Repeat the entire listing exactly as written.
start
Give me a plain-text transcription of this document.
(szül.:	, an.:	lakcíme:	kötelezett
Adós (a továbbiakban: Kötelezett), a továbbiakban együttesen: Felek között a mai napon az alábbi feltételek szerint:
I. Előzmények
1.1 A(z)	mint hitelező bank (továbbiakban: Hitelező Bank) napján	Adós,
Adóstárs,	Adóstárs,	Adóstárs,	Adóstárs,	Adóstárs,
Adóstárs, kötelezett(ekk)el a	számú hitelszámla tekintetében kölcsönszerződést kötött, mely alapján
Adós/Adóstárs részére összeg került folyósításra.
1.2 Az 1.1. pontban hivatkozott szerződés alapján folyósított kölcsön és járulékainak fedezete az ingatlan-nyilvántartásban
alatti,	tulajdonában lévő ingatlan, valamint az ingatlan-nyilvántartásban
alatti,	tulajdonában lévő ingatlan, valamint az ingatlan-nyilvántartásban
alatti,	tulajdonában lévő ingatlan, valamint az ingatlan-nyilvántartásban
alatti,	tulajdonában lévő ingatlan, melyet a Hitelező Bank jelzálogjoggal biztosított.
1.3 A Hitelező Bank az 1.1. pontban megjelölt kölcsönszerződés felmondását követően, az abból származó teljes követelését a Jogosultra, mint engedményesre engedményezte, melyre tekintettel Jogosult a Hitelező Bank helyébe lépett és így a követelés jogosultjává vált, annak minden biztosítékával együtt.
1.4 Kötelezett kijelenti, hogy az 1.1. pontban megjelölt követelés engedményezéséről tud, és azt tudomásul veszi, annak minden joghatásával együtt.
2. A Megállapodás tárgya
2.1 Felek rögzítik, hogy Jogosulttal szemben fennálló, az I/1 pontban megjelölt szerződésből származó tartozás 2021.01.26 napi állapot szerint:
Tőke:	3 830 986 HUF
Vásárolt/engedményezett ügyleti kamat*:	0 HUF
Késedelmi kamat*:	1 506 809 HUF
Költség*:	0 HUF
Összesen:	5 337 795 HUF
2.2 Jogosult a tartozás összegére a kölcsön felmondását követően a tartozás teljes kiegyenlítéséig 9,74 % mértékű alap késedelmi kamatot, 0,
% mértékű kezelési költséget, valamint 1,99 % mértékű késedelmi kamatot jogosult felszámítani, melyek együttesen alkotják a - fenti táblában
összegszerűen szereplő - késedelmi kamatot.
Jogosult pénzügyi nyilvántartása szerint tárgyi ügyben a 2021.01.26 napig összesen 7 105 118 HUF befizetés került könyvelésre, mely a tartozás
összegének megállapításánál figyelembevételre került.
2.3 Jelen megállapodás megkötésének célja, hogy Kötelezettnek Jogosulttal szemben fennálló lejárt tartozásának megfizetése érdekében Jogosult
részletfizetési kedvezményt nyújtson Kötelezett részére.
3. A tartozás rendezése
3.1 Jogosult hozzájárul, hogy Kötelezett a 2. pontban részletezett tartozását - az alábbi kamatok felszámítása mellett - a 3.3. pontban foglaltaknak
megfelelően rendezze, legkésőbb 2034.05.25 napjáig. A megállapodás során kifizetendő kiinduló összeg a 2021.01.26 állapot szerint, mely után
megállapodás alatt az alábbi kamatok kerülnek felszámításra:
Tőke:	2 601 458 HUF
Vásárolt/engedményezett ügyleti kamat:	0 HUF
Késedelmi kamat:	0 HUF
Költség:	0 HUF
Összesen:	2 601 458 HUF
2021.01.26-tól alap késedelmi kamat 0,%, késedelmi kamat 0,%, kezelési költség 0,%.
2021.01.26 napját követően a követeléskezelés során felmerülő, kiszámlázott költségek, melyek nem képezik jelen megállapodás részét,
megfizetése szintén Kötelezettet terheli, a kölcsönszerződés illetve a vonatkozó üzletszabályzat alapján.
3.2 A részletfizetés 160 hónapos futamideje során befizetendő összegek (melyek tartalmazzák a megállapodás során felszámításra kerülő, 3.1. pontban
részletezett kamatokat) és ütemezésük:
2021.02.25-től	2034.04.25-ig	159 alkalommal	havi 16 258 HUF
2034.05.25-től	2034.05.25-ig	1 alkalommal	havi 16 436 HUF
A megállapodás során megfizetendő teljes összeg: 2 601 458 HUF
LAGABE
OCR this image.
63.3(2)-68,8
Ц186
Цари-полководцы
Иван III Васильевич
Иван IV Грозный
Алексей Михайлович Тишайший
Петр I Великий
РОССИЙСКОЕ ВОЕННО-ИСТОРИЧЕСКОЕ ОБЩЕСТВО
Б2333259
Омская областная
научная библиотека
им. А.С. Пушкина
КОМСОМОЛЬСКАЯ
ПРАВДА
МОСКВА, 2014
end
*RESULT:*
Give me a plain-text transcription of this document.
(szül.:	, an.:	lakcíme:	kötelezett
Adós (a továbbiakban: Kötelezett), a továbbiakban együttesen: Felek között a mai napon az alábbi feltételek szerint:
I. Előzmények
1.1 A(z)	mint hitelező bank (továbbiakban: Hitelező Bank) napján	Adós,
Adóstárs,	Adóstárs,	Adóstárs,	Adóstárs,	Adóstárs,
Adóstárs, kötelezett(ekk)el a	számú hitelszámla tekintetében kölcsönszerződést kötött, mely alapján
Adós/Adóstárs részére összeg került folyósításra.
1.2 Az 1.1. pontban hivatkozott szerződés alapján folyósított kölcsön és járulékainak fedezete az ingatlan-nyilvántartásban
alatti,	tulajdonában lévő ingatlan, valamint az ingatlan-nyilvántartásban
alatti,	tulajdonában lévő ingatlan, valamint az ingatlan-nyilvántartásban
alatti,	tulajdonában lévő ingatlan, valamint az ingatlan-nyilvántartásban
alatti,	tulajdonában lévő ingatlan, melyet a Hitelező Bank jelzálogjoggal biztosított.
1.3 A Hitelező Bank az 1.1. pontban megjelölt kölcsönszerződés felmondását követően, az abból származó teljes követelését a Jogosultra, mint engedményesre engedményezte, melyre tekintettel Jogosult a Hitelező Bank helyébe lépett és így a követelés jogosultjává vált, annak minden biztosítékával együtt.
1.4 Kötelezett kijelenti, hogy az 1.1. pontban megjelölt követelés engedményezéséről tud, és azt tudomásul veszi, annak minden joghatásával együtt.
2. A Megállapodás tárgya
2.1 Felek rögzítik, hogy Jogosulttal szemben fennálló, az I/1 pontban megjelölt szerződésből származó tartozás 2021.01.26 napi állapot szerint:
Tőke:	3 830 986 HUF
Vásárolt/engedményezett ügyleti kamat*:	0 HUF
Késedelmi kamat*:	1 506 809 HUF
Költség*:	0 HUF
Összesen:	5 337 795 HUF
2.2 Jogosult a tartozás összegére a kölcsön felmondását követően a tartozás teljes kiegyenlítéséig 9,74 % mértékű alap késedelmi kamatot, 0,
% mértékű kezelési költséget, valamint 1,99 % mértékű késedelmi kamatot jogosult felszámítani, melyek együttesen alkotják a - fenti táblában
összegszerűen szereplő - késedelmi kamatot.
Jogosult pénzügyi nyilvántartása szerint tárgyi ügyben a 2021.01.26 napig összesen 7 105 118 HUF befizetés került könyvelésre, mely a tartozás
összegének megállapításánál figyelembevételre került.
2.3 Jelen megállapodás megkötésének célja, hogy Kötelezettnek Jogosulttal szemben fennálló lejárt tartozásának megfizetése érdekében Jogosult
részletfizetési kedvezményt nyújtson Kötelezett részére.
3. A tartozás rendezése
3.1 Jogosult hozzájárul, hogy Kötelezett a 2. pontban részletezett tartozását - az alábbi kamatok felszámítása mellett - a 3.3. pontban foglaltaknak
megfelelően rendezze, legkésőbb 2034.05.25 napjáig. A megállapodás során kifizetendő kiinduló összeg a 2021.01.26 állapot szerint, mely után
megállapodás alatt az alábbi kamatok kerülnek felszámításra:
Tőke:	2 601 458 HUF
Vásárolt/engedményezett ügyleti kamat:	0 HUF
Késedelmi kamat:	0 HUF
Költség:	0 HUF
Összesen:	2 601 458 HUF
2021.01.26-tól alap késedelmi kamat 0,%, késedelmi kamat 0,%, kezelési költség 0,%.
2021.01.26 napját követően a követeléskezelés során felmerülő, kiszámlázott költségek, melyek nem képezik jelen megállapodás részét,
megfizetése szintén Kötelezettet terheli, a kölcsönszerződés illetve a vonatkozó üzletszabályzat alapján.
3.2 A részletfizetés 160 hónapos futamideje során befizetendő összegek (melyek tartalmazzák a megállapodás során felszámításra kerülő, 3.1. pontban
részletezett kamatokat) és ütemezésük:
2021.02.25-től	2034.04.25-ig	159 alkalommal	havi 16 258 HUF
2034.05.25-től	2034.05.25-ig	1 alkalommal	havi 16 436 HUF
A megállapodás során megfizetendő teljes összeg: 2 601 458 HUF
LAGABE
OCR this image.
63.3(2)-68,8
Ц186
Цари-полководцы
Иван III Васильевич
Иван IV Грозный
Алексей Михайлович Тишайший
Петр I Великий
РОССИЙСКОЕ ВОЕННО-ИСТОРИЧЕСКОЕ ОБЩЕСТВО
Б2333259
Омская областная
научная библиотека
им. А.С. Пушкина
КОМСОМОЛЬСКАЯ
ПРАВДА
МОСКВА, 2014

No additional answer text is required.